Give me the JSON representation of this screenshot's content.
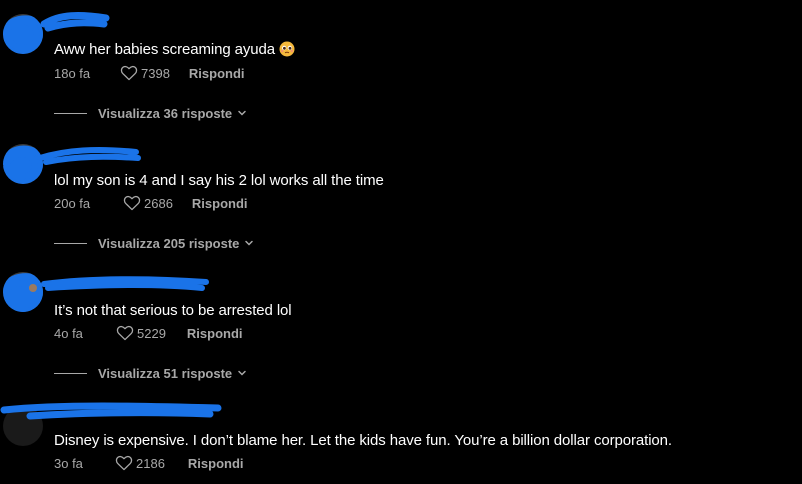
{
  "colors": {
    "background": "#000000",
    "text": "#ffffff",
    "muted": "#a8a8a8",
    "scribble": "#1a73e8"
  },
  "comments": [
    {
      "username": "",
      "text": "Aww her babies screaming ayuda",
      "emoji": "pleading-face-emoji",
      "age": "18o fa",
      "likes": "7398",
      "reply_label": "Rispondi",
      "view_replies": "Visualizza 36 risposte"
    },
    {
      "username": "",
      "text": "lol my son is 4 and I say his 2 lol works all the time",
      "age": "20o fa",
      "likes": "2686",
      "reply_label": "Rispondi",
      "view_replies": "Visualizza 205 risposte"
    },
    {
      "username": "",
      "text": "It’s not that serious to be arrested lol",
      "age": "4o fa",
      "likes": "5229",
      "reply_label": "Rispondi",
      "view_replies": "Visualizza 51 risposte"
    },
    {
      "username": "",
      "text": "Disney is expensive. I don’t blame her. Let the kids have fun. You’re a billion dollar corporation.",
      "age": "3o fa",
      "likes": "2186",
      "reply_label": "Rispondi"
    }
  ],
  "icons": {
    "like": "heart-outline-icon",
    "expand": "chevron-down-icon"
  }
}
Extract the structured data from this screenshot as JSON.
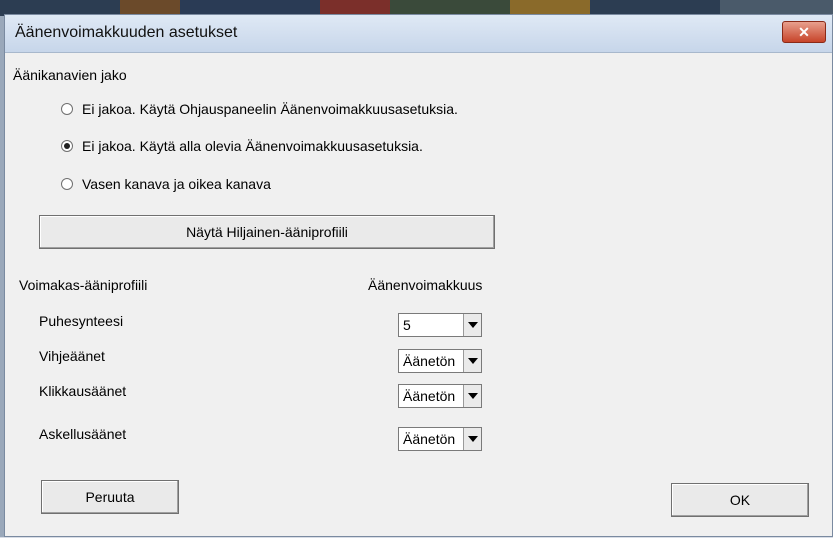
{
  "window": {
    "title": "Äänenvoimakkuuden asetukset",
    "close_glyph": "✕"
  },
  "channel_split": {
    "heading": "Äänikanavien jako",
    "options": [
      {
        "label": "Ei jakoa. Käytä Ohjauspaneelin Äänenvoimakkuusasetuksia.",
        "checked": false
      },
      {
        "label": "Ei jakoa. Käytä alla olevia Äänenvoimakkuusasetuksia.",
        "checked": true
      },
      {
        "label": "Vasen kanava ja oikea kanava",
        "checked": false
      }
    ]
  },
  "quiet_profile_button": "Näytä Hiljainen-ääniprofiili",
  "loud_profile": {
    "heading": "Voimakas-ääniprofiili",
    "volume_heading": "Äänenvoimakkuus",
    "rows": [
      {
        "label": "Puhesynteesi",
        "value": "5"
      },
      {
        "label": "Vihjeäänet",
        "value": "Äänetön"
      },
      {
        "label": "Klikkausäänet",
        "value": "Äänetön"
      },
      {
        "label": "Askellusäänet",
        "value": "Äänetön"
      }
    ]
  },
  "footer": {
    "cancel_label": "Peruuta",
    "ok_label": "OK"
  },
  "colors": {
    "dialog_bg": "#f0f0f0",
    "close_button": "#c7442a"
  },
  "icons": {
    "close": "close-icon",
    "dropdown": "chevron-down-icon"
  }
}
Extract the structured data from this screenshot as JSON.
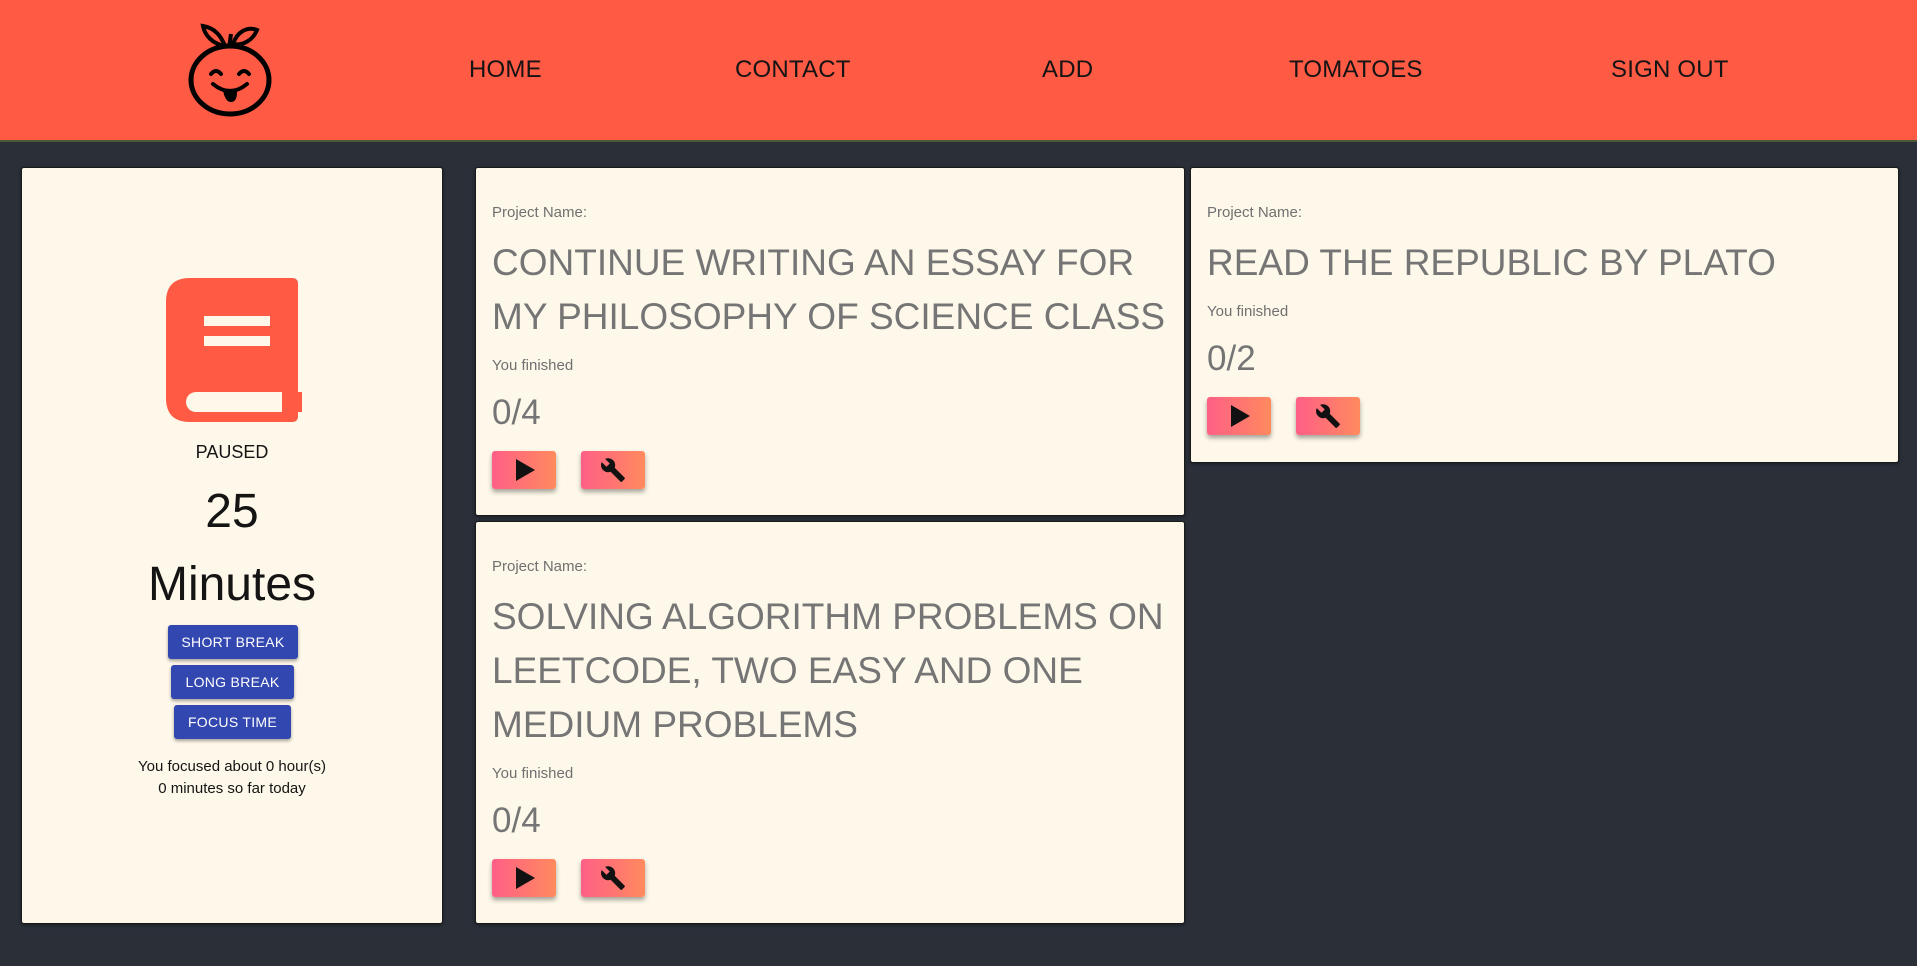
{
  "nav": {
    "items": [
      {
        "label": "HOME"
      },
      {
        "label": "CONTACT"
      },
      {
        "label": "ADD"
      },
      {
        "label": "TOMATOES"
      },
      {
        "label": "SIGN OUT"
      }
    ]
  },
  "timer": {
    "icon": "book-icon",
    "status": "PAUSED",
    "minutes_value": "25",
    "minutes_label": "Minutes",
    "buttons": [
      "SHORT BREAK",
      "LONG BREAK",
      "FOCUS TIME"
    ],
    "summary_line1": "You focused about 0 hour(s)",
    "summary_line2": "0 minutes so far today"
  },
  "projects": [
    {
      "label": "Project Name:",
      "name": "CONTINUE WRITING AN ESSAY FOR MY PHILOSOPHY OF SCIENCE CLASS",
      "finished_label": "You finished",
      "progress": "0/4"
    },
    {
      "label": "Project Name:",
      "name": "READ THE REPUBLIC BY PLATO",
      "finished_label": "You finished",
      "progress": "0/2"
    },
    {
      "label": "Project Name:",
      "name": "SOLVING ALGORITHM PROBLEMS ON LEETCODE, TWO EASY AND ONE MEDIUM PROBLEMS",
      "finished_label": "You finished",
      "progress": "0/4"
    }
  ],
  "icons": {
    "logo": "tomato-face-logo",
    "play": "play-icon",
    "settings": "wrench-icon"
  },
  "colors": {
    "navbar": "#ff5a44",
    "page_background": "#2a2f38",
    "card_background": "#fef8ea",
    "mode_button": "#3347b0",
    "action_gradient_start": "#ff5f86",
    "action_gradient_end": "#ff8a5e",
    "book_icon": "#ff5a44"
  }
}
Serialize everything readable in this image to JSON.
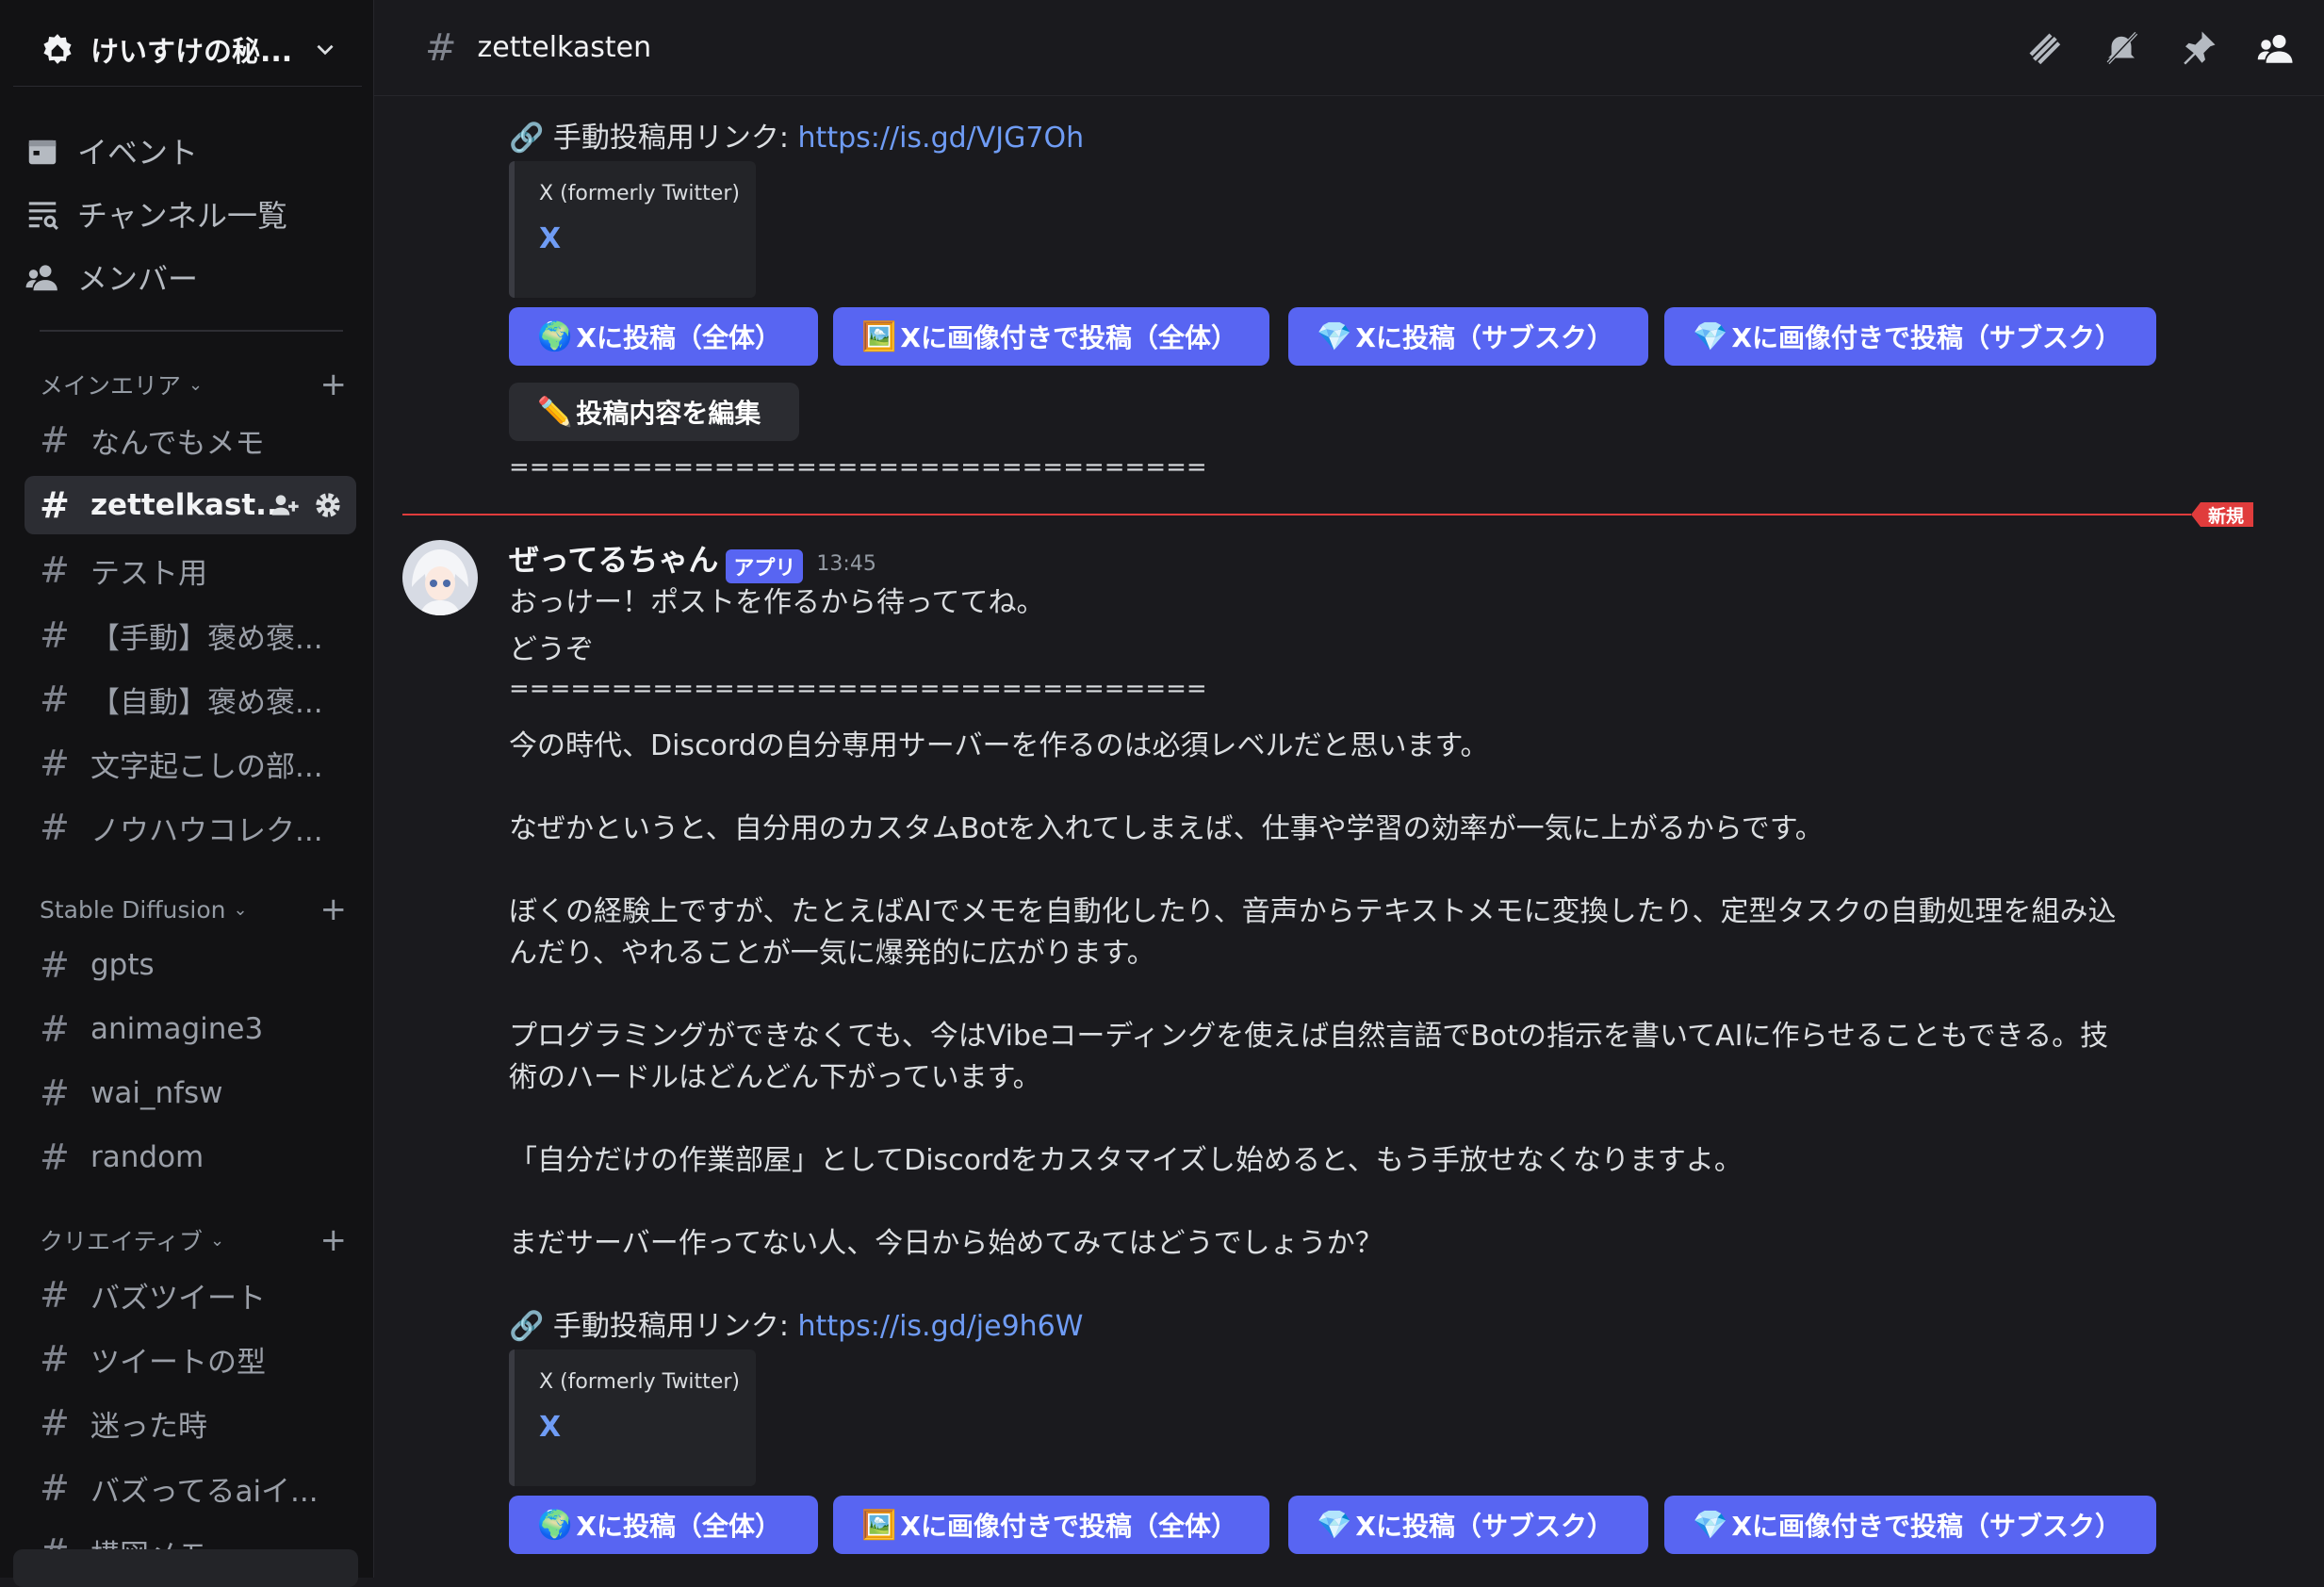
{
  "server": {
    "name": "けいすけの秘..."
  },
  "nav": {
    "events": "イベント",
    "channel_list": "チャンネル一覧",
    "members": "メンバー"
  },
  "categories": [
    {
      "name": "メインエリア"
    },
    {
      "name": "Stable Diffusion"
    },
    {
      "name": "クリエイティブ"
    }
  ],
  "channels": [
    "なんでもメモ",
    "zettelkast...",
    "テスト用",
    "【手動】褒め褒...",
    "【自動】褒め褒...",
    "文字起こしの部...",
    "ノウハウコレク...",
    "gpts",
    "animagine3",
    "wai_nfsw",
    "random",
    "バズツイート",
    "ツイートの型",
    "迷った時",
    "バズってるaiイ...",
    "構図メモ"
  ],
  "topbar": {
    "channel": "zettelkasten"
  },
  "message_prev": {
    "link_label": "🔗 手動投稿用リンク: ",
    "link_url": "https://is.gd/VJG7Oh",
    "embed_provider": "X (formerly Twitter)",
    "embed_title": "X",
    "separator": "=================================="
  },
  "buttons": {
    "post_all": "Xに投稿（全体）",
    "post_image_all": "Xに画像付きで投稿（全体）",
    "post_sub": "Xに投稿（サブスク）",
    "post_image_sub": "Xに画像付きで投稿（サブスク）",
    "edit": "投稿内容を編集"
  },
  "new_badge": "新規",
  "message": {
    "author": "ぜってるちゃん",
    "badge": "アプリ",
    "time": "13:45",
    "line1": "おっけー！ポストを作るから待っててね。",
    "line2": "どうぞ",
    "separator": "==================================",
    "p1": "今の時代、Discordの自分専用サーバーを作るのは必須レベルだと思います。",
    "p2": "なぜかというと、自分用のカスタムBotを入れてしまえば、仕事や学習の効率が一気に上がるからです。",
    "p3a": "ぼくの経験上ですが、たとえばAIでメモを自動化したり、音声からテキストメモに変換したり、定型タスクの自動処理を組み込",
    "p3b": "んだり、やれることが一気に爆発的に広がります。",
    "p4a": "プログラミングができなくても、今はVibeコーディングを使えば自然言語でBotの指示を書いてAIに作らせることもできる。技",
    "p4b": "術のハードルはどんどん下がっています。",
    "p5": "「自分だけの作業部屋」としてDiscordをカスタマイズし始めると、もう手放せなくなりますよ。",
    "p6": "まだサーバー作ってない人、今日から始めてみてはどうでしょうか？",
    "link_label": "🔗 手動投稿用リンク: ",
    "link_url": "https://is.gd/je9h6W",
    "embed_provider": "X (formerly Twitter)",
    "embed_title": "X"
  }
}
------------------------------------------------------------------------
→ Your instructions
Write down only how many lines in the listing contain the word "サブスク".

→ The output
2